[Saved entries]
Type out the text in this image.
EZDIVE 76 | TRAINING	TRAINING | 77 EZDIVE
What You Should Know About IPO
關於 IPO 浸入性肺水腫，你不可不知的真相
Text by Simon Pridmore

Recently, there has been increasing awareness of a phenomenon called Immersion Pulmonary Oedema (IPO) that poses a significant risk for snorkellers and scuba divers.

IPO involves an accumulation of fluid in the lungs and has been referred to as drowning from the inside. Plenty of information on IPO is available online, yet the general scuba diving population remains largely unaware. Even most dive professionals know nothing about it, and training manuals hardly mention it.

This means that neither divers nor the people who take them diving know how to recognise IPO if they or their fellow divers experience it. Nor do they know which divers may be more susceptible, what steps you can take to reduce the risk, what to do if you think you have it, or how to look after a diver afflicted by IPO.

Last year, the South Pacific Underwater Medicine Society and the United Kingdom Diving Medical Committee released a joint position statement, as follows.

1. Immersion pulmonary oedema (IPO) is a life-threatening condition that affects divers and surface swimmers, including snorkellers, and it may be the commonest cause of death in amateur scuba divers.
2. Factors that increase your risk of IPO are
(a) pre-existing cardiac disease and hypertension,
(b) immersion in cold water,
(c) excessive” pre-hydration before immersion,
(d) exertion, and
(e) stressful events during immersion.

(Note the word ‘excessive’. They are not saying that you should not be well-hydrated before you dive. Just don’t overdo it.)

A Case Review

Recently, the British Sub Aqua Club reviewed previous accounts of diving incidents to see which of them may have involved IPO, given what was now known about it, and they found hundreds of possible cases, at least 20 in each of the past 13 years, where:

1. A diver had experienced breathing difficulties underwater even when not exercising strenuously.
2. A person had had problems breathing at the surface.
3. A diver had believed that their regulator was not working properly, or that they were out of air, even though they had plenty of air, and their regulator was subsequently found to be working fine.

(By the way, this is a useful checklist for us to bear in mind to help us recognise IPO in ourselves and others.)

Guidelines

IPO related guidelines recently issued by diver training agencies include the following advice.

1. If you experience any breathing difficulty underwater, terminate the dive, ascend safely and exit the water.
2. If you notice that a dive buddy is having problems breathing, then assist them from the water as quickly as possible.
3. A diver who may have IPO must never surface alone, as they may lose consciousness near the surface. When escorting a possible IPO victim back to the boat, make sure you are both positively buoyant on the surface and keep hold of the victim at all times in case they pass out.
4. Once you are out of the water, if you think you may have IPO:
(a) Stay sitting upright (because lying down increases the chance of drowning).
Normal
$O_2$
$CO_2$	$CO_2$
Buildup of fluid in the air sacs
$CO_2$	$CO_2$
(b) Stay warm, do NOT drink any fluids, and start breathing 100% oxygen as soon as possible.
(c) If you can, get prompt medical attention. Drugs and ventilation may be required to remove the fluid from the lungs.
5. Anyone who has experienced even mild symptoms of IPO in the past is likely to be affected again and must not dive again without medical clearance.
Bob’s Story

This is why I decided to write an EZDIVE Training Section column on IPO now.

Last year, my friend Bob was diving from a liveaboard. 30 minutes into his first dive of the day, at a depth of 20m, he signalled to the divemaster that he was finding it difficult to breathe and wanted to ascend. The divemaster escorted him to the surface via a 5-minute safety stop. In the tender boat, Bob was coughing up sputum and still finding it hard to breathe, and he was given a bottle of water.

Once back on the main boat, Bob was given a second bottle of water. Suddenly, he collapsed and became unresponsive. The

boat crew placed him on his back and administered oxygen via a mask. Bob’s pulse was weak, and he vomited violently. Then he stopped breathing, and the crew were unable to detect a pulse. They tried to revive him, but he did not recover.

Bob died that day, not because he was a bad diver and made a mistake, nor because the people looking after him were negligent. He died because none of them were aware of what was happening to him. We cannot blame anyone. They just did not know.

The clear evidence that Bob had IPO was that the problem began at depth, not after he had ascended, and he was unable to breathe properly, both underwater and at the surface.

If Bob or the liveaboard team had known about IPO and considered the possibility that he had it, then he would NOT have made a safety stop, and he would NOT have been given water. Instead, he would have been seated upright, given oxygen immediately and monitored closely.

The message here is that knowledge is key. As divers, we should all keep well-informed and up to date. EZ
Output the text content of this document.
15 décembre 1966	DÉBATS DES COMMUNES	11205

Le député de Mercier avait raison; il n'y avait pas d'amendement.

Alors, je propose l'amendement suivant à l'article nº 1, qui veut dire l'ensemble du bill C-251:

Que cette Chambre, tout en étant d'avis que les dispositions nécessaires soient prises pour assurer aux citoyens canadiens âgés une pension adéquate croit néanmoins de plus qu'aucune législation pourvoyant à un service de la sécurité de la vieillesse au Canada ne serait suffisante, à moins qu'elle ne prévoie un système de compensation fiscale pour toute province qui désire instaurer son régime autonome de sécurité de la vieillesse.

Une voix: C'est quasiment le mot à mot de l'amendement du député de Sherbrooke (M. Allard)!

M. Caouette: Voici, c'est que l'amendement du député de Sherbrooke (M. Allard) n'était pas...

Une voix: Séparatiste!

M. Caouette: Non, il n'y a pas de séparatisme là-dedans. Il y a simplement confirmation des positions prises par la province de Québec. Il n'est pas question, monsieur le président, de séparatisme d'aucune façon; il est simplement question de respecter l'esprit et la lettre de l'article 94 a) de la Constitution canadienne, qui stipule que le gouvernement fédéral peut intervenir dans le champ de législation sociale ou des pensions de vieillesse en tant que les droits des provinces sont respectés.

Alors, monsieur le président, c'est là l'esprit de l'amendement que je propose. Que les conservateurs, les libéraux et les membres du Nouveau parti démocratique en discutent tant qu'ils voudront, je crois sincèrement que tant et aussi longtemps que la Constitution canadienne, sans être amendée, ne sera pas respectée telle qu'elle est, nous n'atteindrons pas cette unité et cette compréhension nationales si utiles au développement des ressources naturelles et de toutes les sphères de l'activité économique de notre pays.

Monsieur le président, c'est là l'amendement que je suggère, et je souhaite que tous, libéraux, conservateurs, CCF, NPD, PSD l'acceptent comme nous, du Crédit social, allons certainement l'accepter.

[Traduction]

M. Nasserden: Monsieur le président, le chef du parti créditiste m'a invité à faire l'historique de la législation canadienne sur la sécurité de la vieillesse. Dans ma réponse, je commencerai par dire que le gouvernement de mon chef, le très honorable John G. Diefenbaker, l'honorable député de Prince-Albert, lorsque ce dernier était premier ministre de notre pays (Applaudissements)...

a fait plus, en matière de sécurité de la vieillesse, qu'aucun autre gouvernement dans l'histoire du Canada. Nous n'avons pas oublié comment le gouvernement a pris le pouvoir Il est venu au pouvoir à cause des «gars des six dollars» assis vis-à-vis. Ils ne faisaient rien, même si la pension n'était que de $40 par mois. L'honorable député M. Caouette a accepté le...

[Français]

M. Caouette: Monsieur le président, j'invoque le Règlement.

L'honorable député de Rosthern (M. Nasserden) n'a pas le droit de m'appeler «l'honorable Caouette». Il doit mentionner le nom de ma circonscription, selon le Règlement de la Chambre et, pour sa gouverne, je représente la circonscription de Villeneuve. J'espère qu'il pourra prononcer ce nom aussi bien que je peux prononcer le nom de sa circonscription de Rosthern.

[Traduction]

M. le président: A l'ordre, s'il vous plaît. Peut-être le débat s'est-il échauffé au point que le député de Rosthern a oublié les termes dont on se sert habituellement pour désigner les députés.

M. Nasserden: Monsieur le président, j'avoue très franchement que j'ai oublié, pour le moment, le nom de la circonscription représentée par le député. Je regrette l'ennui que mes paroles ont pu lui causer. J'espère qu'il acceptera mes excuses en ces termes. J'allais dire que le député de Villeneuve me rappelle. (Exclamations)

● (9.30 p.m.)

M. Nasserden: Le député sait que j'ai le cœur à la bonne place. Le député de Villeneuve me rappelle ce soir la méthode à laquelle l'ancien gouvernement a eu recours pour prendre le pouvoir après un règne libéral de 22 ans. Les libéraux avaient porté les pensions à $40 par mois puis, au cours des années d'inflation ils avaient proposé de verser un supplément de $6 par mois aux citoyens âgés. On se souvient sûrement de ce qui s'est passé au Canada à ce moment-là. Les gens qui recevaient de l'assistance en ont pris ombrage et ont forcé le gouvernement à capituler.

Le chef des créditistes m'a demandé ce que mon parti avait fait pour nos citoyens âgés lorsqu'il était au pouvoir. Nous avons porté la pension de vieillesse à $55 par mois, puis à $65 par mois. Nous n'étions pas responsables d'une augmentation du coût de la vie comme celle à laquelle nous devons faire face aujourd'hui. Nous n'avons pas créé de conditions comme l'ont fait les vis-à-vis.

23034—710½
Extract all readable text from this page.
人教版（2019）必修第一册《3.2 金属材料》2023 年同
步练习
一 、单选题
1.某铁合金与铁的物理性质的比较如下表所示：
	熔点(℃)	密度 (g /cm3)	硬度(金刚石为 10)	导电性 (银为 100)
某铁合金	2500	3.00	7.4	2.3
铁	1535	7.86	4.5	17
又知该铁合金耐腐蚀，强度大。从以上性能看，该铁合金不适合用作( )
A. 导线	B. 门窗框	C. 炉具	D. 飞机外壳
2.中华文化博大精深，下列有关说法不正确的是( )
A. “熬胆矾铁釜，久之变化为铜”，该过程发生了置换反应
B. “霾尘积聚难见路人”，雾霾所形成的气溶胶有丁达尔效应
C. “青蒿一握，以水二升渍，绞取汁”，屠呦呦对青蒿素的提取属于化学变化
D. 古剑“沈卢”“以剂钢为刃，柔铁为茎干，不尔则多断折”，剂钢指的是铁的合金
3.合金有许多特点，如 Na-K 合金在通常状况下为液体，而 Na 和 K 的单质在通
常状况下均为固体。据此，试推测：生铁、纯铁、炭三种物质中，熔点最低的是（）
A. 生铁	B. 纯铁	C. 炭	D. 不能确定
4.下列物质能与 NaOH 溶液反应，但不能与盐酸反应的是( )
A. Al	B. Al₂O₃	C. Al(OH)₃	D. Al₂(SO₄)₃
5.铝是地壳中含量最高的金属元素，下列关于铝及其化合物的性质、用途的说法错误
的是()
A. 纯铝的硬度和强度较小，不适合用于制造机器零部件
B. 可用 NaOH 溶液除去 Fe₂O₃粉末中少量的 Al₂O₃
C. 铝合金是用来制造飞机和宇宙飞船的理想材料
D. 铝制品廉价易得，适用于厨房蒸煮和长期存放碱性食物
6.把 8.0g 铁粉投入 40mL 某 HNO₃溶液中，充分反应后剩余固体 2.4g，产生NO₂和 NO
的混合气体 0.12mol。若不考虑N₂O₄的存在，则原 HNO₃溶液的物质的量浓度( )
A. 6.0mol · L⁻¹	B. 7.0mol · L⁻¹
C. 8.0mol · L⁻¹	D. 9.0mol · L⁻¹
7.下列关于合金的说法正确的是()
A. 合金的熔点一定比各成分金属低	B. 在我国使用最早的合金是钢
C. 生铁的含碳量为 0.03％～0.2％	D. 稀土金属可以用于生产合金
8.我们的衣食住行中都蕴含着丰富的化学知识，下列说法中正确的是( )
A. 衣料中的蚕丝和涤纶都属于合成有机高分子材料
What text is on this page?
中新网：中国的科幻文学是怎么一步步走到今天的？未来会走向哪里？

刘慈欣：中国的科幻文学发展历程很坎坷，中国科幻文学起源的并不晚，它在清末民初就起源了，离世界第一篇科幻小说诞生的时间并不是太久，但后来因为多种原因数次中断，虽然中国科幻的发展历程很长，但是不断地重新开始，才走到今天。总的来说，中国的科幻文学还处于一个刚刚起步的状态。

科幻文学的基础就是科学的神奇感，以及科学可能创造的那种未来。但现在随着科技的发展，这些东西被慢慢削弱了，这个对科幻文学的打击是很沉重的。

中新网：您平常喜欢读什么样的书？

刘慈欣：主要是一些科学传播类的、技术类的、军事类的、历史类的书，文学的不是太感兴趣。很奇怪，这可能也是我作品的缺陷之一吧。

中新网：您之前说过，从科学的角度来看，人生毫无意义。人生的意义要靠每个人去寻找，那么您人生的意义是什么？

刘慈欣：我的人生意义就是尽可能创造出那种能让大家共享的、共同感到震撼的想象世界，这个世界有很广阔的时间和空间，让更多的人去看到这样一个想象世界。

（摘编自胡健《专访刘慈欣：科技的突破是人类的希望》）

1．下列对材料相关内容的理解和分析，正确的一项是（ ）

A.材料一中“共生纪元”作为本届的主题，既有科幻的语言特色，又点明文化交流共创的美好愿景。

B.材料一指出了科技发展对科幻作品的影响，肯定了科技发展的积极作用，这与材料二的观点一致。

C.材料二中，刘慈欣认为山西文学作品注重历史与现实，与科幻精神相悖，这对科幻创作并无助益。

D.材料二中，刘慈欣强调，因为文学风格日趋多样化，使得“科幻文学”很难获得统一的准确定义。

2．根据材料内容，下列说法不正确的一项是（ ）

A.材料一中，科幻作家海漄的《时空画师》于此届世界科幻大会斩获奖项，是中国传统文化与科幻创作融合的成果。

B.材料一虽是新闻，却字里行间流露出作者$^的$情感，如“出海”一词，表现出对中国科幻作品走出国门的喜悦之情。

Task instructions:
Answer with one number: how many lines in the listing hold "problems".

Full output:
2